Was CIOs von ihnen halten

Thesen für 2021 im Kreuzfeuer

11.01.2012 von Thomas Pelkmann
Das CIO-Magazin hat IT-Experten gefragt, wie sie sich das Jahr 2021 vorstellen. Anschließend bewerteten CIOs diese Zukunftsprognosen. Eine Bilanz.
An Thesen für das Jahr 2021 mangelte es nicht.
Foto: Rene Schmöl

Im Jahr 2011 hat das CIO-Magazin seinen 10. Geburtstag gefeiert. Das Jubiläum war aber nicht nur Anlass für Rückblicke auf zehn Jahre Magazin, Website, Events und Community. Mit dem Jahrbuch 2011 und der Veranstaltung Ten Years Ahead war der Geburtstag auch Ausgangspunkt für einen Ausblick nach vorne. Insgesamt 38 IT-Manager und CIOs großer deutscher Unternehmen haben in dem Jahrbuch Wetten auf die Zukunft abgeschlossen. Im Rahmen der 10-Jahres-Feier des CIO-Magazins Ende September in Bonn präsentierten die Wettpaten ihre Prognosen einem interessierten Fachpublikum. Wir dokumentieren die wichtigsten Wetten und Kommentare.

Alles bleibt anders

Das Aussterben der Floppy-Disk ist nicht unbedingt der Gegenbeweis zur These von Rainer Janßen, nach der alles bleibt, wie es schon heute ist.

• Bereitgestellte Daten
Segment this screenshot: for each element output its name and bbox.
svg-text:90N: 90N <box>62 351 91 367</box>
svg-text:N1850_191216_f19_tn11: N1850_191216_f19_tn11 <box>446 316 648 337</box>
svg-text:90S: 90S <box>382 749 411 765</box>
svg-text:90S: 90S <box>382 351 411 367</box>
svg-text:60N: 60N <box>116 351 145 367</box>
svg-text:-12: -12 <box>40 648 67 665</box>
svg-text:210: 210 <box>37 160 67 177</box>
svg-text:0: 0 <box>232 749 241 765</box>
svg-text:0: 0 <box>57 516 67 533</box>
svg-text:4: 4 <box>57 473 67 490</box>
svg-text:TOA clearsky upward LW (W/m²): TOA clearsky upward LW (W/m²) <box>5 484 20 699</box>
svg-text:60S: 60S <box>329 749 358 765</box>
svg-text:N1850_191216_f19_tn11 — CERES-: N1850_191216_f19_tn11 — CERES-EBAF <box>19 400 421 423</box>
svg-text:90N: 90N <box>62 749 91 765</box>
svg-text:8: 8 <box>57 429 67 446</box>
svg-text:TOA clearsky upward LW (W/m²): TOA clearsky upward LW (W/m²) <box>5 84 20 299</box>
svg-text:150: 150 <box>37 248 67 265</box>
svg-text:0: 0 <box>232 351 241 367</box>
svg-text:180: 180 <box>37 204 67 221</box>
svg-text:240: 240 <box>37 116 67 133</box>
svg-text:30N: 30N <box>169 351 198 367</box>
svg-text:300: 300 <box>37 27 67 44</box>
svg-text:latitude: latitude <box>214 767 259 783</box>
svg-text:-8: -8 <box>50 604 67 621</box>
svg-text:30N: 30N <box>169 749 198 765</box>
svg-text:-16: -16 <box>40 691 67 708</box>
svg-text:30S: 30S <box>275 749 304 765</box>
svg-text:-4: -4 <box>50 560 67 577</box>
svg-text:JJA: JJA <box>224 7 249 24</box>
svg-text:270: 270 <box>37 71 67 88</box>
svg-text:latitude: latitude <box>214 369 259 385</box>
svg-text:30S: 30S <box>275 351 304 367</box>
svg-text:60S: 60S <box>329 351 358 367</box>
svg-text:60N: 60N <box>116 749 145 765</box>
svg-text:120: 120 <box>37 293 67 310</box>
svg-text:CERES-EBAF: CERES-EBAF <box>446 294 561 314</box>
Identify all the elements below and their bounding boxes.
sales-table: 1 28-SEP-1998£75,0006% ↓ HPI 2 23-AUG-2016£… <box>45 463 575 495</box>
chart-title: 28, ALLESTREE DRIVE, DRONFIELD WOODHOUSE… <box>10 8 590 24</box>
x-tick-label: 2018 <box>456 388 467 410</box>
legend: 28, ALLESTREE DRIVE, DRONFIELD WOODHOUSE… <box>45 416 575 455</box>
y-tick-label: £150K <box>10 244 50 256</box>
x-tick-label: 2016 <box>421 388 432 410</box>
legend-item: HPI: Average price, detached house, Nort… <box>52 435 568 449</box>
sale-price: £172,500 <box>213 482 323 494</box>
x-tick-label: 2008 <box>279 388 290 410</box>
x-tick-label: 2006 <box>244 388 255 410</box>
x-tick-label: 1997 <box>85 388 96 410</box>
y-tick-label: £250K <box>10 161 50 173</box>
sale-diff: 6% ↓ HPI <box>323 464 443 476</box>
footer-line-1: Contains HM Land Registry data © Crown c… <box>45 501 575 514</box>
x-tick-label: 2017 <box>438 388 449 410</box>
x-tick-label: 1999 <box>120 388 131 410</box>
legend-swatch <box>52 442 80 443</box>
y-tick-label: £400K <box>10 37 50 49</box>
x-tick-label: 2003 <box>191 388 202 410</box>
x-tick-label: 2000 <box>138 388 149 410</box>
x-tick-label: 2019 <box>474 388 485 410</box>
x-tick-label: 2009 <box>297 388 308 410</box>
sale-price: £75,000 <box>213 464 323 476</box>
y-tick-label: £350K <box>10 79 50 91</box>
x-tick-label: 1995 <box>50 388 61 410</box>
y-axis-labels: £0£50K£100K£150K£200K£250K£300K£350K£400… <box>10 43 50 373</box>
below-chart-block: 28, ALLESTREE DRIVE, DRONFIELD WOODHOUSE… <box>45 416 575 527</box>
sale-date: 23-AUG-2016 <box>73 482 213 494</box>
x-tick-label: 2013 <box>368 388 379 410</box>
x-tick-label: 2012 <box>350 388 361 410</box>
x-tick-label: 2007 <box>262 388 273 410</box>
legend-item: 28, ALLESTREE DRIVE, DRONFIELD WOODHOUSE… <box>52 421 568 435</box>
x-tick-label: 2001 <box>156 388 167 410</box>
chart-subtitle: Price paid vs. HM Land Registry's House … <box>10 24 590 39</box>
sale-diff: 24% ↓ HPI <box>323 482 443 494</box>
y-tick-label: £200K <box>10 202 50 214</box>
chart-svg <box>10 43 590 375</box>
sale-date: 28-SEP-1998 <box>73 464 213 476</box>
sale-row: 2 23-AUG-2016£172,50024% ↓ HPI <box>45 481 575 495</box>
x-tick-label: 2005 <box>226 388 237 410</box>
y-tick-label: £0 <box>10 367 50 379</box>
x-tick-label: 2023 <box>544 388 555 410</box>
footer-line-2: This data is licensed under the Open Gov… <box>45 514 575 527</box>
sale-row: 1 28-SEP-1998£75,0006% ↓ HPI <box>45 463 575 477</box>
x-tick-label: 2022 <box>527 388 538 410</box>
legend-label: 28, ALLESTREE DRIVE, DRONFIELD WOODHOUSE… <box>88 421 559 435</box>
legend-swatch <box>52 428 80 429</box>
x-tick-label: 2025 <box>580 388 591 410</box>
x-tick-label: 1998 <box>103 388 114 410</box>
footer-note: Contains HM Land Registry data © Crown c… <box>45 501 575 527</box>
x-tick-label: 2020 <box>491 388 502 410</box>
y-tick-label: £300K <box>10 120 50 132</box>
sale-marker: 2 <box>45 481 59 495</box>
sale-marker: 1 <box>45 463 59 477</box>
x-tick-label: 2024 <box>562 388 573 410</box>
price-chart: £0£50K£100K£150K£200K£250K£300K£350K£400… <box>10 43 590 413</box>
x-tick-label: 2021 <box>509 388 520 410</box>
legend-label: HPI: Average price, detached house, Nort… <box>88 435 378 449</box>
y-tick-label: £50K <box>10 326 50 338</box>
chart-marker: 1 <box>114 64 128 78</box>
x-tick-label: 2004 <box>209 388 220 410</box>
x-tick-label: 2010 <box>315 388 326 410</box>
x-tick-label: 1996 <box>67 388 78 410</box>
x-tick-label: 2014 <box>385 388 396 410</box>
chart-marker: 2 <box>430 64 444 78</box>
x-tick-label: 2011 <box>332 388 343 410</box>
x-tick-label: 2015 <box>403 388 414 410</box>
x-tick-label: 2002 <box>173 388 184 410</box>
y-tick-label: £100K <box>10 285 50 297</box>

• Aufgaben
(a) Wie viele IT-Manager und CIOs haben laut dem Artikel über die Thesen für 2021 im Jahrbuch Wetten auf die Zukunft abgeschlossen?
(b) Schreibe die Zeilen der Einträge unverändert ab, vom Anfang der Einträge bis einschließlich der Zeile mit „svg-text:60S: 60S <box>329 749 358 765</box>“.

• Lösungen im Einzelnen
(a) Insgesamt 38 IT-Manager und CIOs großer deutscher Unternehmen.

(b)
Segment this screenshot: for each element output its name and bbox.
svg-text:90N: 90N <box>62 351 91 367</box>
svg-text:N1850_191216_f19_tn11: N1850_191216_f19_tn11 <box>446 316 648 337</box>
svg-text:90S: 90S <box>382 749 411 765</box>
svg-text:90S: 90S <box>382 351 411 367</box>
svg-text:60N: 60N <box>116 351 145 367</box>
svg-text:-12: -12 <box>40 648 67 665</box>
svg-text:210: 210 <box>37 160 67 177</box>
svg-text:0: 0 <box>232 749 241 765</box>
svg-text:0: 0 <box>57 516 67 533</box>
svg-text:4: 4 <box>57 473 67 490</box>
svg-text:TOA clearsky upward LW (W/m²): TOA clearsky upward LW (W/m²) <box>5 484 20 699</box>
svg-text:60S: 60S <box>329 749 358 765</box>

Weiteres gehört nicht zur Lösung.